Give the number of lines in the records below that include "image", and nothing more.

[Dataset items]
▬▬▬▬▬▬

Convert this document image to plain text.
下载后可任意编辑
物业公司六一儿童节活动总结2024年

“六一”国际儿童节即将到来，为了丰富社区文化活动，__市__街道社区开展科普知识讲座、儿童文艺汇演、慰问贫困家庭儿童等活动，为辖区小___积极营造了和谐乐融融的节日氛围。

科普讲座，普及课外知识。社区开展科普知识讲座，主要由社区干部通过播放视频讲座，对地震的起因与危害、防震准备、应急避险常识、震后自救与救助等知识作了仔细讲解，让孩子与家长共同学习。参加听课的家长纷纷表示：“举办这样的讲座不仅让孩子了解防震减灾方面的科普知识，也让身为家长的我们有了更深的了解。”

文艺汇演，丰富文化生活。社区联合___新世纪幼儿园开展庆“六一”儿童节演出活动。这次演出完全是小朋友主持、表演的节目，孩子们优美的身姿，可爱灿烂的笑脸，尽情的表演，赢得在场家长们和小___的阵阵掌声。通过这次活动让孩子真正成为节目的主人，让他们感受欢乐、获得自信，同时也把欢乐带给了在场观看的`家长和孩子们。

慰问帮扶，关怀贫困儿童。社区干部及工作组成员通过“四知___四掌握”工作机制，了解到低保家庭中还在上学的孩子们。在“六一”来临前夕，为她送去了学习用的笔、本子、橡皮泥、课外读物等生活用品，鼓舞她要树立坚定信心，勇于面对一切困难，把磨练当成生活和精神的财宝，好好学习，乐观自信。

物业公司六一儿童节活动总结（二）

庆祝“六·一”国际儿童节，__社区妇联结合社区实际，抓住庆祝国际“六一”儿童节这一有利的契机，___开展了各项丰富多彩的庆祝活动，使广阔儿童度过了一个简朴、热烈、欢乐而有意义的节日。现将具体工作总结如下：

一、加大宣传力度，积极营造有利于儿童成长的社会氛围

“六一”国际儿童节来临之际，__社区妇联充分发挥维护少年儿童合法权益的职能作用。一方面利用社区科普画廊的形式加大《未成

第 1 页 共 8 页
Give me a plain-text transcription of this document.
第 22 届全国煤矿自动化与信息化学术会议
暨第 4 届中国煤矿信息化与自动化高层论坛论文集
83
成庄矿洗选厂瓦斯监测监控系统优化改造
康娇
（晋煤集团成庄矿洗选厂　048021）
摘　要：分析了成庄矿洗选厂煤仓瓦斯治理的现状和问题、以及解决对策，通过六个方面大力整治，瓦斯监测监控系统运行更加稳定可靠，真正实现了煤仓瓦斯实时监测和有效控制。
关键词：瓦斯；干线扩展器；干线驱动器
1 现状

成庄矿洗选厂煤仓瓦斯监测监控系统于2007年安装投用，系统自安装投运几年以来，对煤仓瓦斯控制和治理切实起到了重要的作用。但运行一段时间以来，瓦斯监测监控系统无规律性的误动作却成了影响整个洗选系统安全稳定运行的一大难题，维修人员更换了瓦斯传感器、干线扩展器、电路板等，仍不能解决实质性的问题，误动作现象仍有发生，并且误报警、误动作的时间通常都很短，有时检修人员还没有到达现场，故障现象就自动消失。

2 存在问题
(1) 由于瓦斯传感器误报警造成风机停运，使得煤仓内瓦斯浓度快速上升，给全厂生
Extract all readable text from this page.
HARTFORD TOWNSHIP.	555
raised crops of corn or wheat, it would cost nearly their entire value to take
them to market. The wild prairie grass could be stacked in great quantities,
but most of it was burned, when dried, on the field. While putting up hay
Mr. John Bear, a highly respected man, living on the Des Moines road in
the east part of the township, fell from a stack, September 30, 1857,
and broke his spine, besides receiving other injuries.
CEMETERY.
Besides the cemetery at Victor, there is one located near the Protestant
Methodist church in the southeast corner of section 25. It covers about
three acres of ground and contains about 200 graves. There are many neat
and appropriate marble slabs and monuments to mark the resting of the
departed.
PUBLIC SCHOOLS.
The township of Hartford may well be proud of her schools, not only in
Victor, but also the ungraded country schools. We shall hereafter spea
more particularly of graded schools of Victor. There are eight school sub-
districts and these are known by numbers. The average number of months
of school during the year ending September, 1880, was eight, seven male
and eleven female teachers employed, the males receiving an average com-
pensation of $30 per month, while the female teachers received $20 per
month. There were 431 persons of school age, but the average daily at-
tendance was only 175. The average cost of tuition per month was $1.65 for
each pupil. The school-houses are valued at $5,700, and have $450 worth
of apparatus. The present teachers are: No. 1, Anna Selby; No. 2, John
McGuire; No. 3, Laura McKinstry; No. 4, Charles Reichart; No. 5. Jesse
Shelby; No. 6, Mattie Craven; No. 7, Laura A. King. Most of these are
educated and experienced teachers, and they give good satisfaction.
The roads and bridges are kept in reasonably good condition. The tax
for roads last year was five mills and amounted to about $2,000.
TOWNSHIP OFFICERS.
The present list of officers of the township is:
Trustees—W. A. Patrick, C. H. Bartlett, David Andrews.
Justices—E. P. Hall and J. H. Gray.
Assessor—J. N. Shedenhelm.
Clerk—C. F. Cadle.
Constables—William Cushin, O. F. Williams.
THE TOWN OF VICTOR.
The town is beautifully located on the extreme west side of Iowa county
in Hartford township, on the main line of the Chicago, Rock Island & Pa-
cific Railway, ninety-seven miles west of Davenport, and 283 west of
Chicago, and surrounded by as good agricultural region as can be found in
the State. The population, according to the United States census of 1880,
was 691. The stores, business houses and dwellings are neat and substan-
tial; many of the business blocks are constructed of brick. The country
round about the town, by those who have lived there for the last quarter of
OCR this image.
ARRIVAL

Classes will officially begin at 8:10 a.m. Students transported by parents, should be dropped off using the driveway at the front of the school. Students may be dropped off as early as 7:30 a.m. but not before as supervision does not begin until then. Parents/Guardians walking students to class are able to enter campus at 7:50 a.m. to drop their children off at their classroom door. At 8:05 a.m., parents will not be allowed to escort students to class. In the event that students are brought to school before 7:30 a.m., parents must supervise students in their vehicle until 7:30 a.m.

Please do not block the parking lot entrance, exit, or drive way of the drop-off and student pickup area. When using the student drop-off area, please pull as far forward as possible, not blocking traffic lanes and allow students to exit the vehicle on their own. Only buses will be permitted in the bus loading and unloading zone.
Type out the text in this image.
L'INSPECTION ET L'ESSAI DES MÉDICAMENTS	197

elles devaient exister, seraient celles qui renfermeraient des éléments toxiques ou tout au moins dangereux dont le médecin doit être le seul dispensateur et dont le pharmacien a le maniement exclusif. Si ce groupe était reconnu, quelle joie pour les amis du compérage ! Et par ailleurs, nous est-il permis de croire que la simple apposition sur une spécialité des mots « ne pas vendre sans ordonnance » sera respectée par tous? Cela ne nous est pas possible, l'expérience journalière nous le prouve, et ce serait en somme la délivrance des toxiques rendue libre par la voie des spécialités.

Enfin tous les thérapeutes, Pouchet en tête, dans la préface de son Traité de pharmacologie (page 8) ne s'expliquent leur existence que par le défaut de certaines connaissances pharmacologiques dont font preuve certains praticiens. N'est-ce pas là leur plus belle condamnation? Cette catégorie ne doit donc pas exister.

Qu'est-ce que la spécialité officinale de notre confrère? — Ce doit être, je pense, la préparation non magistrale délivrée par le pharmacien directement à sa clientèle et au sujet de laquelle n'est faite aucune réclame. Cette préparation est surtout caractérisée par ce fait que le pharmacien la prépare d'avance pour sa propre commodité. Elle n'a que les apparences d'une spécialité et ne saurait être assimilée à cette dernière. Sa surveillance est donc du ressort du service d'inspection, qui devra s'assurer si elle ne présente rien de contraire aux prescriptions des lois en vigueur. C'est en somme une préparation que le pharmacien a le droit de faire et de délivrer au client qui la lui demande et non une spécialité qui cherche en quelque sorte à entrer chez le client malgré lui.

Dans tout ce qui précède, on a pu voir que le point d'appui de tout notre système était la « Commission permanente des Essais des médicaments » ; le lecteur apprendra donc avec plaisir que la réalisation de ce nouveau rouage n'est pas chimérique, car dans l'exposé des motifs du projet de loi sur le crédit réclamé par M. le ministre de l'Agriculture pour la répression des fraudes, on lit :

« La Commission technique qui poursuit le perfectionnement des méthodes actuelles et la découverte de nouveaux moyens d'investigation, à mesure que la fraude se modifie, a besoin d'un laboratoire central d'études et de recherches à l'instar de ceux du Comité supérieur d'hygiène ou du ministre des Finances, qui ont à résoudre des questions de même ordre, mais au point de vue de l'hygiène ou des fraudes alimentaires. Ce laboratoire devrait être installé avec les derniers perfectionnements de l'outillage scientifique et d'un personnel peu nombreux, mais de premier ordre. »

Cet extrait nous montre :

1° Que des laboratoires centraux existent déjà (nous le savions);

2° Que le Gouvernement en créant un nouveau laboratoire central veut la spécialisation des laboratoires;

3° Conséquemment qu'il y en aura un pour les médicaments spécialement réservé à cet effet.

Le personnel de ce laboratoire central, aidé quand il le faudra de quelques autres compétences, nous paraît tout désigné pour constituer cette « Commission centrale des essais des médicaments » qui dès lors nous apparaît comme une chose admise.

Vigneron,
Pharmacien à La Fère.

▬▬▬▬▬▬

**Correct answer:**
3